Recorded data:
━━━━
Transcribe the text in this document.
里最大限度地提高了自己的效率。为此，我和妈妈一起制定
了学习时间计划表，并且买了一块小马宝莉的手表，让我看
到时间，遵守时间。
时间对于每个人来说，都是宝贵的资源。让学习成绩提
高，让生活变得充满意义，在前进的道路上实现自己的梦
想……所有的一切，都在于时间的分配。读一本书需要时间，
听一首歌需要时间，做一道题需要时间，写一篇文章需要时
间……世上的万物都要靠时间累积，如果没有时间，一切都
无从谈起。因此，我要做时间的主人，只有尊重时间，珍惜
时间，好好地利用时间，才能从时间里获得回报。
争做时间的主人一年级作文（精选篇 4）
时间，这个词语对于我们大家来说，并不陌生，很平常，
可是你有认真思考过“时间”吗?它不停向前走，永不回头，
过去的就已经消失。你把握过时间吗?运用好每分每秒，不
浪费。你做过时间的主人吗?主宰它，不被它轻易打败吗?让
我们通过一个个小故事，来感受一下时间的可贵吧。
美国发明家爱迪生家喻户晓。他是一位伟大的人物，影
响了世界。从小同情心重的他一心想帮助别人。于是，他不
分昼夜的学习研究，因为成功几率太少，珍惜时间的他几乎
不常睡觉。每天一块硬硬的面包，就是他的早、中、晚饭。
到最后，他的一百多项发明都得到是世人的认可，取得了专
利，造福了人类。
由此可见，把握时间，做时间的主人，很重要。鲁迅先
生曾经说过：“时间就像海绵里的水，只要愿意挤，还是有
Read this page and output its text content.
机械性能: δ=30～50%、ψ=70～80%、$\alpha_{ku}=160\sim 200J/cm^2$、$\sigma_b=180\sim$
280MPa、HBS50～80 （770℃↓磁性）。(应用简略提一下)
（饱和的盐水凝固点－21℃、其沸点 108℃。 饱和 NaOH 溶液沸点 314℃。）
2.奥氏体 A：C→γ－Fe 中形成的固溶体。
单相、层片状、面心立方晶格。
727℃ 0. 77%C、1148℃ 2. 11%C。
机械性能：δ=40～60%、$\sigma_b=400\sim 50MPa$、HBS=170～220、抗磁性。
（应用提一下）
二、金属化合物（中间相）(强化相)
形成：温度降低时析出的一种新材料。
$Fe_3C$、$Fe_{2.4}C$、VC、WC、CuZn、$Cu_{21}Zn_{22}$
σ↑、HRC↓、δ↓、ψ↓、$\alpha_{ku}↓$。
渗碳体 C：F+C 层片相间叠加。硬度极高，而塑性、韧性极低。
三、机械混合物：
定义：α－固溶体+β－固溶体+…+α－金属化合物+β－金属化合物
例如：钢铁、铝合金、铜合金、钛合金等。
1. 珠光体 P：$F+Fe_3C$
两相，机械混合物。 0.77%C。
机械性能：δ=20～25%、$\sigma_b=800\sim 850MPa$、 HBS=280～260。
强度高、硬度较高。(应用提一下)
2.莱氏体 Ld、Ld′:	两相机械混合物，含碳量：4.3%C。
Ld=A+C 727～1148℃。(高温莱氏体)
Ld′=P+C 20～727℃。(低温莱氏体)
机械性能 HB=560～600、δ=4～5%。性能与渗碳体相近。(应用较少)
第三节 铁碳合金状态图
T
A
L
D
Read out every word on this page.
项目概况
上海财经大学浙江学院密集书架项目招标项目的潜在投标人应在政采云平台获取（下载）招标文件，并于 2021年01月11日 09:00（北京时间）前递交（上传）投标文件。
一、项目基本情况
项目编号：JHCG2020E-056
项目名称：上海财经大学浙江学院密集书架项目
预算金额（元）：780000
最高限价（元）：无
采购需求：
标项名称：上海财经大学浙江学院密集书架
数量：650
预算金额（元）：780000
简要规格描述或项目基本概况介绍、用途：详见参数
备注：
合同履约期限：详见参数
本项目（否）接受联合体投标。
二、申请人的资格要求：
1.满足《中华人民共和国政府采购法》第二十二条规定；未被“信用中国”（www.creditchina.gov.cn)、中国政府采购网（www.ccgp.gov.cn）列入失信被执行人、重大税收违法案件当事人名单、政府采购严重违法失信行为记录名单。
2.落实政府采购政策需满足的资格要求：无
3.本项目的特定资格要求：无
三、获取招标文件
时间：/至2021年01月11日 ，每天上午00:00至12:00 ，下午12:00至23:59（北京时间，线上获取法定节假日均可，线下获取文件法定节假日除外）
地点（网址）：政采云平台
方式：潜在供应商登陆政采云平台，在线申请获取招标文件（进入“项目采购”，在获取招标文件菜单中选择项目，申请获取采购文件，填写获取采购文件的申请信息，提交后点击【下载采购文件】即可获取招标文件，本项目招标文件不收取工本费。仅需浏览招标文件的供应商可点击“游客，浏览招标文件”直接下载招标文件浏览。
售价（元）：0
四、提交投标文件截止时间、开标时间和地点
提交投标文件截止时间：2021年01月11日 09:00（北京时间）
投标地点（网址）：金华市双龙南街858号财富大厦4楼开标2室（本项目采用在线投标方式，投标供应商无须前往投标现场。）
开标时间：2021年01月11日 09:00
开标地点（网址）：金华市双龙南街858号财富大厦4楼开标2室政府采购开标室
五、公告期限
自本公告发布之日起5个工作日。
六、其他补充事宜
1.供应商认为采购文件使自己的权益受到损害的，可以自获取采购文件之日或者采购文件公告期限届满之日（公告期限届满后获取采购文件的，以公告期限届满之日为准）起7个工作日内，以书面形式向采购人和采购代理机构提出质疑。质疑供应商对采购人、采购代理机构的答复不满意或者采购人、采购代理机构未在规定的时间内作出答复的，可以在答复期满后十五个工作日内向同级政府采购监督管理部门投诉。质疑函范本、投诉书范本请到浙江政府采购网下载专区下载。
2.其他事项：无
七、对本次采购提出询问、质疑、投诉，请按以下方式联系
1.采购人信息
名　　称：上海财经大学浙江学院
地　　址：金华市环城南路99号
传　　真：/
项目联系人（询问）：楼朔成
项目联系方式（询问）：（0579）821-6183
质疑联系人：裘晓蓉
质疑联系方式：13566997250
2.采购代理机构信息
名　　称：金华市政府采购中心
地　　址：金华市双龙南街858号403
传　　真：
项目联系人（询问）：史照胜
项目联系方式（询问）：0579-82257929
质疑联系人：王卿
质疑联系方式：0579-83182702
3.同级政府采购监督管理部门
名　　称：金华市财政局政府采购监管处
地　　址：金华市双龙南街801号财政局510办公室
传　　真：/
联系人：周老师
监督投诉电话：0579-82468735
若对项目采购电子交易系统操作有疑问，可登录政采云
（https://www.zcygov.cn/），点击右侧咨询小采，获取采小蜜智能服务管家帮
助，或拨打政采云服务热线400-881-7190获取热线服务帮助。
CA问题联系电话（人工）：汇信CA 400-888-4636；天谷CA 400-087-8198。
━━━━
**PROBLEM TO WORK ON**
Extract the full listing and reproduce each line exactly.

**REPLY TO THE TASK**
Transcribe the text in this document.
里最大限度地提高了自己的效率。为此，我和妈妈一起制定
了学习时间计划表，并且买了一块小马宝莉的手表，让我看
到时间，遵守时间。
时间对于每个人来说，都是宝贵的资源。让学习成绩提
高，让生活变得充满意义，在前进的道路上实现自己的梦
想……所有的一切，都在于时间的分配。读一本书需要时间，
听一首歌需要时间，做一道题需要时间，写一篇文章需要时
间……世上的万物都要靠时间累积，如果没有时间，一切都
无从谈起。因此，我要做时间的主人，只有尊重时间，珍惜
时间，好好地利用时间，才能从时间里获得回报。
争做时间的主人一年级作文（精选篇 4）
时间，这个词语对于我们大家来说，并不陌生，很平常，
可是你有认真思考过“时间”吗?它不停向前走，永不回头，
过去的就已经消失。你把握过时间吗?运用好每分每秒，不
浪费。你做过时间的主人吗?主宰它，不被它轻易打败吗?让
我们通过一个个小故事，来感受一下时间的可贵吧。
美国发明家爱迪生家喻户晓。他是一位伟大的人物，影
响了世界。从小同情心重的他一心想帮助别人。于是，他不
分昼夜的学习研究，因为成功几率太少，珍惜时间的他几乎
不常睡觉。每天一块硬硬的面包，就是他的早、中、晚饭。
到最后，他的一百多项发明都得到是世人的认可，取得了专
利，造福了人类。
由此可见，把握时间，做时间的主人，很重要。鲁迅先
生曾经说过：“时间就像海绵里的水，只要愿意挤，还是有
Read this page and output its text content.
机械性能: δ=30～50%、ψ=70～80%、$\alpha_{ku}=160\sim 200J/cm^2$、$\sigma_b=180\sim$
280MPa、HBS50～80 （770℃↓磁性）。(应用简略提一下)
（饱和的盐水凝固点－21℃、其沸点 108℃。 饱和 NaOH 溶液沸点 314℃。）
2.奥氏体 A：C→γ－Fe 中形成的固溶体。
单相、层片状、面心立方晶格。
727℃ 0. 77%C、1148℃ 2. 11%C。
机械性能：δ=40～60%、$\sigma_b=400\sim 50MPa$、HBS=170～220、抗磁性。
（应用提一下）
二、金属化合物（中间相）(强化相)
形成：温度降低时析出的一种新材料。
$Fe_3C$、$Fe_{2.4}C$、VC、WC、CuZn、$Cu_{21}Zn_{22}$
σ↑、HRC↓、δ↓、ψ↓、$\alpha_{ku}↓$。
渗碳体 C：F+C 层片相间叠加。硬度极高，而塑性、韧性极低。
三、机械混合物：
定义：α－固溶体+β－固溶体+…+α－金属化合物+β－金属化合物
例如：钢铁、铝合金、铜合金、钛合金等。
1. 珠光体 P：$F+Fe_3C$
两相，机械混合物。 0.77%C。
机械性能：δ=20～25%、$\sigma_b=800\sim 850MPa$、 HBS=280～260。
强度高、硬度较高。(应用提一下)
2.莱氏体 Ld、Ld′:	两相机械混合物，含碳量：4.3%C。
Ld=A+C 727～1148℃。(高温莱氏体)
Ld′=P+C 20～727℃。(低温莱氏体)
机械性能 HB=560～600、δ=4～5%。性能与渗碳体相近。(应用较少)
第三节 铁碳合金状态图
T
A
L
D
Read out every word on this page.
项目概况
上海财经大学浙江学院密集书架项目招标项目的潜在投标人应在政采云平台获取（下载）招标文件，并于 2021年01月11日 09:00（北京时间）前递交（上传）投标文件。
一、项目基本情况
项目编号：JHCG2020E-056
项目名称：上海财经大学浙江学院密集书架项目
预算金额（元）：780000
最高限价（元）：无
采购需求：
标项名称：上海财经大学浙江学院密集书架
数量：650
预算金额（元）：780000
简要规格描述或项目基本概况介绍、用途：详见参数
备注：
合同履约期限：详见参数
本项目（否）接受联合体投标。
二、申请人的资格要求：
1.满足《中华人民共和国政府采购法》第二十二条规定；未被“信用中国”（www.creditchina.gov.cn)、中国政府采购网（www.ccgp.gov.cn）列入失信被执行人、重大税收违法案件当事人名单、政府采购严重违法失信行为记录名单。
2.落实政府采购政策需满足的资格要求：无
3.本项目的特定资格要求：无
三、获取招标文件
时间：/至2021年01月11日 ，每天上午00:00至12:00 ，下午12:00至23:59（北京时间，线上获取法定节假日均可，线下获取文件法定节假日除外）
地点（网址）：政采云平台
方式：潜在供应商登陆政采云平台，在线申请获取招标文件（进入“项目采购”，在获取招标文件菜单中选择项目，申请获取采购文件，填写获取采购文件的申请信息，提交后点击【下载采购文件】即可获取招标文件，本项目招标文件不收取工本费。仅需浏览招标文件的供应商可点击“游客，浏览招标文件”直接下载招标文件浏览。
售价（元）：0
四、提交投标文件截止时间、开标时间和地点
提交投标文件截止时间：2021年01月11日 09:00（北京时间）
投标地点（网址）：金华市双龙南街858号财富大厦4楼开标2室（本项目采用在线投标方式，投标供应商无须前往投标现场。）
开标时间：2021年01月11日 09:00
开标地点（网址）：金华市双龙南街858号财富大厦4楼开标2室政府采购开标室
五、公告期限
自本公告发布之日起5个工作日。
六、其他补充事宜
1.供应商认为采购文件使自己的权益受到损害的，可以自获取采购文件之日或者采购文件公告期限届满之日（公告期限届满后获取采购文件的，以公告期限届满之日为准）起7个工作日内，以书面形式向采购人和采购代理机构提出质疑。质疑供应商对采购人、采购代理机构的答复不满意或者采购人、采购代理机构未在规定的时间内作出答复的，可以在答复期满后十五个工作日内向同级政府采购监督管理部门投诉。质疑函范本、投诉书范本请到浙江政府采购网下载专区下载。
2.其他事项：无
七、对本次采购提出询问、质疑、投诉，请按以下方式联系
1.采购人信息
名　　称：上海财经大学浙江学院
地　　址：金华市环城南路99号
传　　真：/
项目联系人（询问）：楼朔成
项目联系方式（询问）：（0579）821-6183
质疑联系人：裘晓蓉
质疑联系方式：13566997250
2.采购代理机构信息
名　　称：金华市政府采购中心
地　　址：金华市双龙南街858号403
传　　真：
项目联系人（询问）：史照胜
项目联系方式（询问）：0579-82257929
质疑联系人：王卿
质疑联系方式：0579-83182702
3.同级政府采购监督管理部门
名　　称：金华市财政局政府采购监管处
地　　址：金华市双龙南街801号财政局510办公室
传　　真：/
联系人：周老师
监督投诉电话：0579-82468735
若对项目采购电子交易系统操作有疑问，可登录政采云
（https://www.zcygov.cn/），点击右侧咨询小采，获取采小蜜智能服务管家帮
助，或拨打政采云服务热线400-881-7190获取热线服务帮助。
CA问题联系电话（人工）：汇信CA 400-888-4636；天谷CA 400-087-8198。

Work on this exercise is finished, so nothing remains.